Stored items
* start *
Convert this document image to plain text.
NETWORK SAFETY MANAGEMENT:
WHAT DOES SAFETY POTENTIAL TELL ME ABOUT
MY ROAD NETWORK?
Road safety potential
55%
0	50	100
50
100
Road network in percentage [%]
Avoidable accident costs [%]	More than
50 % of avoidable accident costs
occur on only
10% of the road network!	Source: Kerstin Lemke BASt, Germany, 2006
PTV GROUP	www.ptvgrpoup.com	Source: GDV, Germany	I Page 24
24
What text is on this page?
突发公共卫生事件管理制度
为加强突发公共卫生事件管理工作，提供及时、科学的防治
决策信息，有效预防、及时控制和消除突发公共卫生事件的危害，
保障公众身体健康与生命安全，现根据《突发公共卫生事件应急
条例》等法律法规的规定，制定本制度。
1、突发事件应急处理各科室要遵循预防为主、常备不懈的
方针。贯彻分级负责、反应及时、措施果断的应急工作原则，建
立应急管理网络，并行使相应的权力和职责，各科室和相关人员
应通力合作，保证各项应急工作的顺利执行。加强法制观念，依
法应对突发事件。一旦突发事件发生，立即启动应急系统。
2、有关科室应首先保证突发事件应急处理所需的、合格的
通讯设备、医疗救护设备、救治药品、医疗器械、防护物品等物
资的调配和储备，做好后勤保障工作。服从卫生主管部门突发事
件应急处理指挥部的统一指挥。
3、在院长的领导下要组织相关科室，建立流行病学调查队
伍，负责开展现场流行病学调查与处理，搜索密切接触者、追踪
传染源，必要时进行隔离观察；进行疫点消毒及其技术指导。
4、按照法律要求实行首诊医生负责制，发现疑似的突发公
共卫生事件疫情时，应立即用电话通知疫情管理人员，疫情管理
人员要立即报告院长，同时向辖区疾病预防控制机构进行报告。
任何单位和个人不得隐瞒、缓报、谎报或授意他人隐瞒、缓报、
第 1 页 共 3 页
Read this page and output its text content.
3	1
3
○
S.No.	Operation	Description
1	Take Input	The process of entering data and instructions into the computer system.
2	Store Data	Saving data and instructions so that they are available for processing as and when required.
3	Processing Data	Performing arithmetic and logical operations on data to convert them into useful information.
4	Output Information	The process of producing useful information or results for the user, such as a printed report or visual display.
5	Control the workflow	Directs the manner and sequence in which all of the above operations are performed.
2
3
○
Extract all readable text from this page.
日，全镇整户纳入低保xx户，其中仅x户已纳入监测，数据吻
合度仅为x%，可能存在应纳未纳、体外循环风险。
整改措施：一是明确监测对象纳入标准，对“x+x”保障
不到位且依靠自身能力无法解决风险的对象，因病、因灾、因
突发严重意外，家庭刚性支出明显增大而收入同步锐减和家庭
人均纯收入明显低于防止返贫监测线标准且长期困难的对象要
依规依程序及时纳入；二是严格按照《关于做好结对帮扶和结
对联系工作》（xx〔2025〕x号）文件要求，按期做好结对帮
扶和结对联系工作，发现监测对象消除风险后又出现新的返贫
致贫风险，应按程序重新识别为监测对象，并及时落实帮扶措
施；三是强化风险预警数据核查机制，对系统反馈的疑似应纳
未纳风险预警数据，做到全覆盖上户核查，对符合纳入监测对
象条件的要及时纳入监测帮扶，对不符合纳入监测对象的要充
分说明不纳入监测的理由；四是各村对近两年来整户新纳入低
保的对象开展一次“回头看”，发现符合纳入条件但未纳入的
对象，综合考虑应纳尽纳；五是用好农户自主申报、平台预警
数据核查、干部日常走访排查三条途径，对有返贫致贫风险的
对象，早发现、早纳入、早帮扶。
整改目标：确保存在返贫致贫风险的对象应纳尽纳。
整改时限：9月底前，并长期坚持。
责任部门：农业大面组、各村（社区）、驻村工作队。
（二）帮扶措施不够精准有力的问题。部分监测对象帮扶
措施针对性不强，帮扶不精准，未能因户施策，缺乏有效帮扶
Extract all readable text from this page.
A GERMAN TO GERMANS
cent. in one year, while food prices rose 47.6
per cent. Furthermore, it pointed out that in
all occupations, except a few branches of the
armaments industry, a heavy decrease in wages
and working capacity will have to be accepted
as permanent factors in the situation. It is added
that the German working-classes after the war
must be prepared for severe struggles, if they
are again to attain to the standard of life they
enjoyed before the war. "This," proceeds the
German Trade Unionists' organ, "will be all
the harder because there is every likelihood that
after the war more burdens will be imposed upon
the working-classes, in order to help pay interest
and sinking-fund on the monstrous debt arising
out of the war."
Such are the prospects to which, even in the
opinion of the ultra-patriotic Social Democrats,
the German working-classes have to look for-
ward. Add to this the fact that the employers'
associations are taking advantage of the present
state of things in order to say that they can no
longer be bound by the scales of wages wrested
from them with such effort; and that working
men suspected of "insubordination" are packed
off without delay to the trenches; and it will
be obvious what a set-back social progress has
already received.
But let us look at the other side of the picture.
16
* end *
**Exercise:**
Can you give every line above again, exactly as written?

**Answer below:**
Convert this document image to plain text.
NETWORK SAFETY MANAGEMENT:
WHAT DOES SAFETY POTENTIAL TELL ME ABOUT
MY ROAD NETWORK?
Road safety potential
55%
0	50	100
50
100
Road network in percentage [%]
Avoidable accident costs [%]	More than
50 % of avoidable accident costs
occur on only
10% of the road network!	Source: Kerstin Lemke BASt, Germany, 2006
PTV GROUP	www.ptvgrpoup.com	Source: GDV, Germany	I Page 24
24
What text is on this page?
突发公共卫生事件管理制度
为加强突发公共卫生事件管理工作，提供及时、科学的防治
决策信息，有效预防、及时控制和消除突发公共卫生事件的危害，
保障公众身体健康与生命安全，现根据《突发公共卫生事件应急
条例》等法律法规的规定，制定本制度。
1、突发事件应急处理各科室要遵循预防为主、常备不懈的
方针。贯彻分级负责、反应及时、措施果断的应急工作原则，建
立应急管理网络，并行使相应的权力和职责，各科室和相关人员
应通力合作，保证各项应急工作的顺利执行。加强法制观念，依
法应对突发事件。一旦突发事件发生，立即启动应急系统。
2、有关科室应首先保证突发事件应急处理所需的、合格的
通讯设备、医疗救护设备、救治药品、医疗器械、防护物品等物
资的调配和储备，做好后勤保障工作。服从卫生主管部门突发事
件应急处理指挥部的统一指挥。
3、在院长的领导下要组织相关科室，建立流行病学调查队
伍，负责开展现场流行病学调查与处理，搜索密切接触者、追踪
传染源，必要时进行隔离观察；进行疫点消毒及其技术指导。
4、按照法律要求实行首诊医生负责制，发现疑似的突发公
共卫生事件疫情时，应立即用电话通知疫情管理人员，疫情管理
人员要立即报告院长，同时向辖区疾病预防控制机构进行报告。
任何单位和个人不得隐瞒、缓报、谎报或授意他人隐瞒、缓报、
第 1 页 共 3 页
Read this page and output its text content.
3	1
3
○
S.No.	Operation	Description
1	Take Input	The process of entering data and instructions into the computer system.
2	Store Data	Saving data and instructions so that they are available for processing as and when required.
3	Processing Data	Performing arithmetic and logical operations on data to convert them into useful information.
4	Output Information	The process of producing useful information or results for the user, such as a printed report or visual display.
5	Control the workflow	Directs the manner and sequence in which all of the above operations are performed.
2
3
○
Extract all readable text from this page.
日，全镇整户纳入低保xx户，其中仅x户已纳入监测，数据吻
合度仅为x%，可能存在应纳未纳、体外循环风险。
整改措施：一是明确监测对象纳入标准，对“x+x”保障
不到位且依靠自身能力无法解决风险的对象，因病、因灾、因
突发严重意外，家庭刚性支出明显增大而收入同步锐减和家庭
人均纯收入明显低于防止返贫监测线标准且长期困难的对象要
依规依程序及时纳入；二是严格按照《关于做好结对帮扶和结
对联系工作》（xx〔2025〕x号）文件要求，按期做好结对帮
扶和结对联系工作，发现监测对象消除风险后又出现新的返贫
致贫风险，应按程序重新识别为监测对象，并及时落实帮扶措
施；三是强化风险预警数据核查机制，对系统反馈的疑似应纳
未纳风险预警数据，做到全覆盖上户核查，对符合纳入监测对
象条件的要及时纳入监测帮扶，对不符合纳入监测对象的要充
分说明不纳入监测的理由；四是各村对近两年来整户新纳入低
保的对象开展一次“回头看”，发现符合纳入条件但未纳入的
对象，综合考虑应纳尽纳；五是用好农户自主申报、平台预警
数据核查、干部日常走访排查三条途径，对有返贫致贫风险的
对象，早发现、早纳入、早帮扶。
整改目标：确保存在返贫致贫风险的对象应纳尽纳。
整改时限：9月底前，并长期坚持。
责任部门：农业大面组、各村（社区）、驻村工作队。
（二）帮扶措施不够精准有力的问题。部分监测对象帮扶
措施针对性不强，帮扶不精准，未能因户施策，缺乏有效帮扶
Extract all readable text from this page.
A GERMAN TO GERMANS
cent. in one year, while food prices rose 47.6
per cent. Furthermore, it pointed out that in
all occupations, except a few branches of the
armaments industry, a heavy decrease in wages
and working capacity will have to be accepted
as permanent factors in the situation. It is added
that the German working-classes after the war
must be prepared for severe struggles, if they
are again to attain to the standard of life they
enjoyed before the war. "This," proceeds the
German Trade Unionists' organ, "will be all
the harder because there is every likelihood that
after the war more burdens will be imposed upon
the working-classes, in order to help pay interest
and sinking-fund on the monstrous debt arising
out of the war."
Such are the prospects to which, even in the
opinion of the ultra-patriotic Social Democrats,
the German working-classes have to look for-
ward. Add to this the fact that the employers'
associations are taking advantage of the present
state of things in order to say that they can no
longer be bound by the scales of wages wrested
from them with such effort; and that working
men suspected of "insubordination" are packed
off without delay to the trenches; and it will
be obvious what a set-back social progress has
already received.
But let us look at the other side of the picture.
16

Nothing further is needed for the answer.